### Work instructions
Pick out each line containing the string "days" and copy it.

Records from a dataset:
☆ ☆ ☆ ☆

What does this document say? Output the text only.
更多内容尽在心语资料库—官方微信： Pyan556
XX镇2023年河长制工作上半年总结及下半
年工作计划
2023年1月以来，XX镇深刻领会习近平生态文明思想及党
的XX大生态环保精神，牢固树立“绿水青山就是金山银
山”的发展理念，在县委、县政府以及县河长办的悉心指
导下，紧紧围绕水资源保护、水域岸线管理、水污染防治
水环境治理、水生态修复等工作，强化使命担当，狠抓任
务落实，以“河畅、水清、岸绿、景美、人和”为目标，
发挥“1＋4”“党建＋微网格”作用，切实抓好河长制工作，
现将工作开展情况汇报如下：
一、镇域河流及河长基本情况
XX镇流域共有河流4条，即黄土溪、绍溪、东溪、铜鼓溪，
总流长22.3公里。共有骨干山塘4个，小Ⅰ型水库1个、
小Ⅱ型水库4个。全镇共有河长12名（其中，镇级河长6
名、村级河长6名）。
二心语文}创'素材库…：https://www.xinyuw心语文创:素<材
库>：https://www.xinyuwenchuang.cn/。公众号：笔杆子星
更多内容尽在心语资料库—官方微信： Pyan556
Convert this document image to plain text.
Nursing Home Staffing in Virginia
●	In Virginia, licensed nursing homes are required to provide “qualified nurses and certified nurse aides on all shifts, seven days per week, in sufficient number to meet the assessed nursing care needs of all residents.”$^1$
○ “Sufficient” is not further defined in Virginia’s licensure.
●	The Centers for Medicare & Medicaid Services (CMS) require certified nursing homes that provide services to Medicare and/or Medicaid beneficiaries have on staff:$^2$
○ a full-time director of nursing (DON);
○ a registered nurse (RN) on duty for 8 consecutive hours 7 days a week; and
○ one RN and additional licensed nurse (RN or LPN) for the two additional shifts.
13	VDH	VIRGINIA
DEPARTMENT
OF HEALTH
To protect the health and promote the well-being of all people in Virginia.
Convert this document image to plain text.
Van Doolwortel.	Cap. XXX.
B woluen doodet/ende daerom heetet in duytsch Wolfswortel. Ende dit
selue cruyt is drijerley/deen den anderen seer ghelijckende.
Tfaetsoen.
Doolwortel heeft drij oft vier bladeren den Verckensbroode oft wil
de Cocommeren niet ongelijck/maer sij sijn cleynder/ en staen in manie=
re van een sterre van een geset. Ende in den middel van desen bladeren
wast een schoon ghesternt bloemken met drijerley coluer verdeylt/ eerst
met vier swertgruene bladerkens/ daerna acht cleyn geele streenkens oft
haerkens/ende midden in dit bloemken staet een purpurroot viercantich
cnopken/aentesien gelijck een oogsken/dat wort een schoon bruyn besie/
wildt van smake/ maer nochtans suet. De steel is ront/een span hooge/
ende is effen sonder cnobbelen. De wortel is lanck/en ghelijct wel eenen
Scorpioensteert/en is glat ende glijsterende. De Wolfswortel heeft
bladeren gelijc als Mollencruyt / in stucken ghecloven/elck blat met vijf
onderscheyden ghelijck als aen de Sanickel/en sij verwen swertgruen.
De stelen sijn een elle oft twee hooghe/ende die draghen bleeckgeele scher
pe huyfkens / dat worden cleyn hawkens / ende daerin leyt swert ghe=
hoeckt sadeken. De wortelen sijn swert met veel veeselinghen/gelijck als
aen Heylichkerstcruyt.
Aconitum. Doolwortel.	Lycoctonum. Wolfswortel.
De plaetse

☆ ☆ ☆ ☆

### Answer for the task
●	In Virginia, licensed nursing homes are required to provide “qualified nurses and certified nurse aides on all shifts, seven days per week, in sufficient number to meet the assessed nursing care needs of all residents.”$^1$
○ a registered nurse (RN) on duty for 8 consecutive hours 7 days a week; and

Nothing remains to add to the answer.